Source records:
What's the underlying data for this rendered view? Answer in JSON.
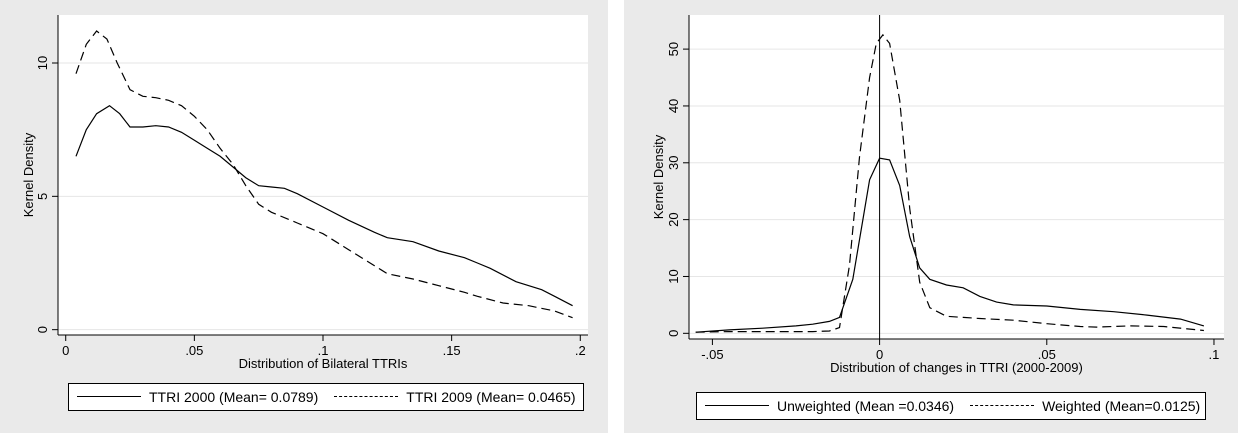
{
  "chart_data": [
    {
      "type": "line",
      "xlabel": "Distribution of Bilateral TTRIs",
      "ylabel": "Kernel Density",
      "xlim": [
        -0.003,
        0.203
      ],
      "ylim": [
        -0.2,
        11.8
      ],
      "xticks": [
        0,
        0.05,
        0.1,
        0.15,
        0.2
      ],
      "xtick_labels": [
        "0",
        ".05",
        ".1",
        ".15",
        ".2"
      ],
      "yticks": [
        0,
        5,
        10
      ],
      "ytick_labels": [
        "0",
        "5",
        "10"
      ],
      "grid": true,
      "legend_position": "bottom",
      "series": [
        {
          "name": "TTRI 2000 (Mean= 0.0789)",
          "style": "solid",
          "x": [
            0.004,
            0.008,
            0.012,
            0.017,
            0.021,
            0.025,
            0.03,
            0.035,
            0.04,
            0.045,
            0.05,
            0.055,
            0.06,
            0.065,
            0.07,
            0.075,
            0.08,
            0.085,
            0.09,
            0.1,
            0.11,
            0.12,
            0.125,
            0.135,
            0.145,
            0.155,
            0.16,
            0.165,
            0.175,
            0.185,
            0.19,
            0.197
          ],
          "y": [
            6.5,
            7.5,
            8.1,
            8.4,
            8.1,
            7.6,
            7.6,
            7.65,
            7.6,
            7.4,
            7.1,
            6.8,
            6.5,
            6.1,
            5.7,
            5.4,
            5.35,
            5.3,
            5.1,
            4.6,
            4.1,
            3.65,
            3.45,
            3.3,
            2.95,
            2.7,
            2.5,
            2.3,
            1.8,
            1.5,
            1.25,
            0.9
          ]
        },
        {
          "name": "TTRI 2009 (Mean= 0.0465)",
          "style": "dashed",
          "x": [
            0.004,
            0.008,
            0.012,
            0.016,
            0.02,
            0.025,
            0.03,
            0.035,
            0.04,
            0.045,
            0.05,
            0.055,
            0.06,
            0.065,
            0.07,
            0.075,
            0.08,
            0.09,
            0.1,
            0.11,
            0.12,
            0.125,
            0.135,
            0.145,
            0.155,
            0.16,
            0.17,
            0.18,
            0.19,
            0.197
          ],
          "y": [
            9.6,
            10.7,
            11.2,
            10.9,
            10.0,
            9.0,
            8.75,
            8.7,
            8.6,
            8.4,
            8.0,
            7.5,
            6.8,
            6.2,
            5.4,
            4.7,
            4.4,
            4.0,
            3.6,
            3.0,
            2.4,
            2.1,
            1.9,
            1.65,
            1.4,
            1.25,
            1.0,
            0.9,
            0.7,
            0.45
          ]
        }
      ]
    },
    {
      "type": "line",
      "xlabel": "Distribution of changes in TTRI (2000-2009)",
      "ylabel": "Kernel Density",
      "xlim": [
        -0.057,
        0.103
      ],
      "ylim": [
        -1,
        56
      ],
      "xticks": [
        -0.05,
        0,
        0.05,
        0.1
      ],
      "xtick_labels": [
        "-.05",
        "0",
        ".05",
        ".1"
      ],
      "yticks": [
        0,
        10,
        20,
        30,
        40,
        50
      ],
      "ytick_labels": [
        "0",
        "10",
        "20",
        "30",
        "40",
        "50"
      ],
      "vline_x": 0,
      "grid": true,
      "legend_position": "bottom",
      "series": [
        {
          "name": "Unweighted (Mean =0.0346)",
          "style": "solid",
          "x": [
            -0.055,
            -0.045,
            -0.035,
            -0.025,
            -0.02,
            -0.015,
            -0.012,
            -0.008,
            -0.005,
            -0.003,
            0,
            0.003,
            0.006,
            0.009,
            0.012,
            0.015,
            0.02,
            0.025,
            0.03,
            0.035,
            0.04,
            0.05,
            0.06,
            0.07,
            0.08,
            0.09,
            0.097
          ],
          "y": [
            0.2,
            0.6,
            0.9,
            1.3,
            1.6,
            2.1,
            2.8,
            9.5,
            20,
            27,
            30.8,
            30.5,
            26,
            17,
            11.5,
            9.5,
            8.5,
            8.0,
            6.5,
            5.5,
            5.0,
            4.8,
            4.2,
            3.8,
            3.2,
            2.5,
            1.3
          ]
        },
        {
          "name": "Weighted (Mean=0.0125)",
          "style": "dashed",
          "x": [
            -0.055,
            -0.045,
            -0.035,
            -0.025,
            -0.02,
            -0.015,
            -0.012,
            -0.009,
            -0.006,
            -0.003,
            -0.001,
            0.001,
            0.003,
            0.006,
            0.009,
            0.012,
            0.015,
            0.02,
            0.025,
            0.03,
            0.04,
            0.05,
            0.06,
            0.065,
            0.075,
            0.085,
            0.097
          ],
          "y": [
            0.2,
            0.3,
            0.3,
            0.3,
            0.3,
            0.4,
            1.0,
            12,
            31,
            45,
            51,
            52.5,
            51,
            41,
            22,
            9,
            4.5,
            3.0,
            2.8,
            2.6,
            2.3,
            1.7,
            1.2,
            1.1,
            1.3,
            1.2,
            0.5
          ]
        }
      ]
    }
  ]
}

WHAT THIS TASK INVOLVES: Output an exact copy of the material, with the pictures removed.

REPLY TO THE TASK:
What's the underlying data for this rendered view? Answer in JSON.
{
  "chart_data": [
    {
      "type": "line",
      "xlabel": "Distribution of Bilateral TTRIs",
      "ylabel": "Kernel Density",
      "xlim": [
        -0.003,
        0.203
      ],
      "ylim": [
        -0.2,
        11.8
      ],
      "xticks": [
        0,
        0.05,
        0.1,
        0.15,
        0.2
      ],
      "xtick_labels": [
        "0",
        ".05",
        ".1",
        ".15",
        ".2"
      ],
      "yticks": [
        0,
        5,
        10
      ],
      "ytick_labels": [
        "0",
        "5",
        "10"
      ],
      "grid": true,
      "legend_position": "bottom",
      "series": [
        {
          "name": "TTRI 2000 (Mean= 0.0789)",
          "style": "solid",
          "x": [
            0.004,
            0.008,
            0.012,
            0.017,
            0.021,
            0.025,
            0.03,
            0.035,
            0.04,
            0.045,
            0.05,
            0.055,
            0.06,
            0.065,
            0.07,
            0.075,
            0.08,
            0.085,
            0.09,
            0.1,
            0.11,
            0.12,
            0.125,
            0.135,
            0.145,
            0.155,
            0.16,
            0.165,
            0.175,
            0.185,
            0.19,
            0.197
          ],
          "y": [
            6.5,
            7.5,
            8.1,
            8.4,
            8.1,
            7.6,
            7.6,
            7.65,
            7.6,
            7.4,
            7.1,
            6.8,
            6.5,
            6.1,
            5.7,
            5.4,
            5.35,
            5.3,
            5.1,
            4.6,
            4.1,
            3.65,
            3.45,
            3.3,
            2.95,
            2.7,
            2.5,
            2.3,
            1.8,
            1.5,
            1.25,
            0.9
          ]
        },
        {
          "name": "TTRI 2009 (Mean= 0.0465)",
          "style": "dashed",
          "x": [
            0.004,
            0.008,
            0.012,
            0.016,
            0.02,
            0.025,
            0.03,
            0.035,
            0.04,
            0.045,
            0.05,
            0.055,
            0.06,
            0.065,
            0.07,
            0.075,
            0.08,
            0.09,
            0.1,
            0.11,
            0.12,
            0.125,
            0.135,
            0.145,
            0.155,
            0.16,
            0.17,
            0.18,
            0.19,
            0.197
          ],
          "y": [
            9.6,
            10.7,
            11.2,
            10.9,
            10.0,
            9.0,
            8.75,
            8.7,
            8.6,
            8.4,
            8.0,
            7.5,
            6.8,
            6.2,
            5.4,
            4.7,
            4.4,
            4.0,
            3.6,
            3.0,
            2.4,
            2.1,
            1.9,
            1.65,
            1.4,
            1.25,
            1.0,
            0.9,
            0.7,
            0.45
          ]
        }
      ]
    },
    {
      "type": "line",
      "xlabel": "Distribution of changes in TTRI (2000-2009)",
      "ylabel": "Kernel Density",
      "xlim": [
        -0.057,
        0.103
      ],
      "ylim": [
        -1,
        56
      ],
      "xticks": [
        -0.05,
        0,
        0.05,
        0.1
      ],
      "xtick_labels": [
        "-.05",
        "0",
        ".05",
        ".1"
      ],
      "yticks": [
        0,
        10,
        20,
        30,
        40,
        50
      ],
      "ytick_labels": [
        "0",
        "10",
        "20",
        "30",
        "40",
        "50"
      ],
      "vline_x": 0,
      "grid": true,
      "legend_position": "bottom",
      "series": [
        {
          "name": "Unweighted (Mean =0.0346)",
          "style": "solid",
          "x": [
            -0.055,
            -0.045,
            -0.035,
            -0.025,
            -0.02,
            -0.015,
            -0.012,
            -0.008,
            -0.005,
            -0.003,
            0,
            0.003,
            0.006,
            0.009,
            0.012,
            0.015,
            0.02,
            0.025,
            0.03,
            0.035,
            0.04,
            0.05,
            0.06,
            0.07,
            0.08,
            0.09,
            0.097
          ],
          "y": [
            0.2,
            0.6,
            0.9,
            1.3,
            1.6,
            2.1,
            2.8,
            9.5,
            20,
            27,
            30.8,
            30.5,
            26,
            17,
            11.5,
            9.5,
            8.5,
            8.0,
            6.5,
            5.5,
            5.0,
            4.8,
            4.2,
            3.8,
            3.2,
            2.5,
            1.3
          ]
        },
        {
          "name": "Weighted (Mean=0.0125)",
          "style": "dashed",
          "x": [
            -0.055,
            -0.045,
            -0.035,
            -0.025,
            -0.02,
            -0.015,
            -0.012,
            -0.009,
            -0.006,
            -0.003,
            -0.001,
            0.001,
            0.003,
            0.006,
            0.009,
            0.012,
            0.015,
            0.02,
            0.025,
            0.03,
            0.04,
            0.05,
            0.06,
            0.065,
            0.075,
            0.085,
            0.097
          ],
          "y": [
            0.2,
            0.3,
            0.3,
            0.3,
            0.3,
            0.4,
            1.0,
            12,
            31,
            45,
            51,
            52.5,
            51,
            41,
            22,
            9,
            4.5,
            3.0,
            2.8,
            2.6,
            2.3,
            1.7,
            1.2,
            1.1,
            1.3,
            1.2,
            0.5
          ]
        }
      ]
    }
  ]
}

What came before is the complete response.